| Exercice écrit 1 |
Recopiez à l'identique le passage de l'article sur le mariage homosexuel en Suisse, depuis «La Suisse fait» jusqu'à «À juste titre?» inclus.

-------------------------

«Les premières revendications pour un mariage homosexuel ont été adressées aux églises»
Les associations de défense des droits des personnes homosexuelles réclament depuis environ quatre décennies le droit de pouvoir s’unir en Suisse. Si leurs revendications se heurtent aux milieux chrétiens ultraconservateurs, les Églises se sont jadis montrées plus ouvertes que la politique, constate l’historien Thierry Delessert.
Pour les collectifs homosexuels helvétiques, un oui au mariage pour toutes et tous le 26 septembre constituerait l’aboutissement d’un long combat. Les prémisses de leurs revendications datent des années 1960-1970, met en lumière l’historien et chercheur à l’Université de Lausanne Thierry Delessert, dans son livre «Sortons du ghetto». Les militantes et militants homosexuels s’étaient à l’époque adressés aux Églises pour obtenir une bénédiction et ouvrir la porte aux droits civils.
La Suisse fait désormais partie des quatre derniers pays de l’Europe de l’Ouest à de pas accorder aux personnes homosexuelles le droit de se marier. Les recherches de Thierry Delessert montrent toutefois que la société n’a pas attendu la législation pour évoluer dans l’acceptation de l’homosexualité.
swissinfo.ch: La Suisse est souvent considérée comme avant-gardiste, car elle a dépénalisé l’homosexualité en 1942. À juste titre?

-------------------------

| Exercice écrit 2 |
Reproduisez fidèlement, s'il vous plaît, les lignes des entrées qui vont de la ligne contenant «y-tick-label: 400 (26, 269, 46, 281)» jusqu'à la ligne contenant «legend-label: rank_2 (2489, 60, 2524, 72)» incluse, et seulement celles-ci.

-------------------------

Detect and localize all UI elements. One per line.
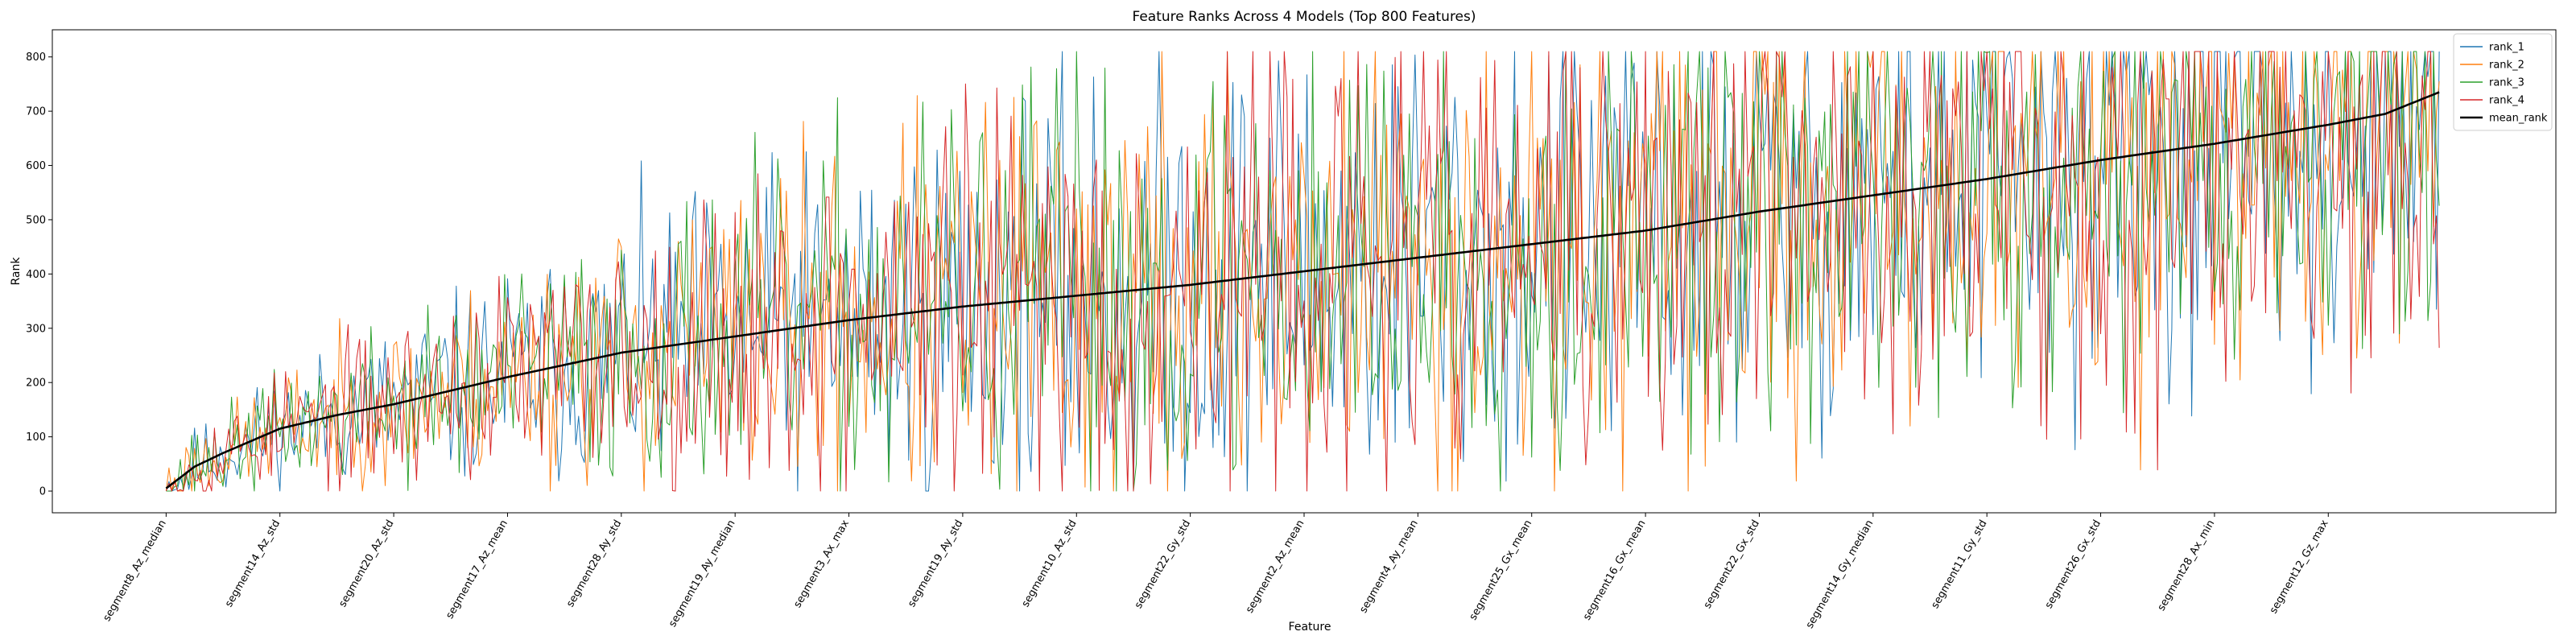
y-tick-label: 400 (26, 269, 46, 281)
chart-title: Feature Ranks Across 4 Models (Top 800 F… (1132, 9, 1476, 25)
y-axis: 0 100 200 300 400 500 600 700 800 (26, 52, 52, 498)
series-line-mean-rank (165, 91, 2440, 489)
y-tick-label: 300 (26, 323, 46, 335)
legend-label: mean_rank (2489, 113, 2548, 125)
legend-box (2453, 33, 2553, 131)
y-tick-label: 500 (26, 214, 46, 226)
legend-label: rank_4 (2489, 95, 2524, 107)
y-tick-label: 0 (39, 486, 46, 498)
y-axis-title: Rank (10, 257, 23, 286)
legend-label: rank_1 (2489, 42, 2524, 54)
series-layer (165, 51, 2440, 492)
series-line-rank-2 (165, 51, 2440, 492)
legend-label: rank_3 (2489, 77, 2524, 89)
y-tick-label: 700 (26, 106, 46, 118)
y-tick-label: 200 (26, 378, 46, 390)
legend-label: rank_2 (2489, 60, 2524, 72)
legend: rank_1 rank_2 rank_3 rank_4 mean_rank (2453, 33, 2553, 131)
y-tick-label: 100 (26, 431, 46, 444)
y-tick-label: 600 (26, 160, 46, 172)
series-line-rank-4 (165, 51, 2440, 492)
y-tick-label: 800 (26, 52, 46, 64)
x-axis-title: Feature (1289, 621, 1331, 634)
series-line-rank-3 (166, 51, 2440, 492)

-------------------------

| Réponse écrite 1 |
La Suisse fait désormais partie des quatre derniers pays de l’Europe de l’Ouest à de pas accorder aux personnes homosexuelles le droit de se marier. Les recherches de Thierry Delessert montrent toutefois que la société n’a pas attendu la législation pour évoluer dans l’acceptation de l’homosexualité.
swissinfo.ch: La Suisse est souvent considérée comme avant-gardiste, car elle a dépénalisé l’homosexualité en 1942. À juste titre?

| Réponse écrite 2 |
y-tick-label: 400 (26, 269, 46, 281)
chart-title: Feature Ranks Across 4 Models (Top 800 F… (1132, 9, 1476, 25)
y-axis: 0 100 200 300 400 500 600 700 800 (26, 52, 52, 498)
series-line-mean-rank (165, 91, 2440, 489)
y-tick-label: 300 (26, 323, 46, 335)
legend-label: mean_rank (2489, 113, 2548, 125)
legend-box (2453, 33, 2553, 131)
y-tick-label: 500 (26, 214, 46, 226)
legend-label: rank_4 (2489, 95, 2524, 107)
y-tick-label: 0 (39, 486, 46, 498)
y-axis-title: Rank (10, 257, 23, 286)
legend-label: rank_1 (2489, 42, 2524, 54)
series-layer (165, 51, 2440, 492)
series-line-rank-2 (165, 51, 2440, 492)
legend-label: rank_3 (2489, 77, 2524, 89)
y-tick-label: 700 (26, 106, 46, 118)
y-tick-label: 200 (26, 378, 46, 390)
legend-label: rank_2 (2489, 60, 2524, 72)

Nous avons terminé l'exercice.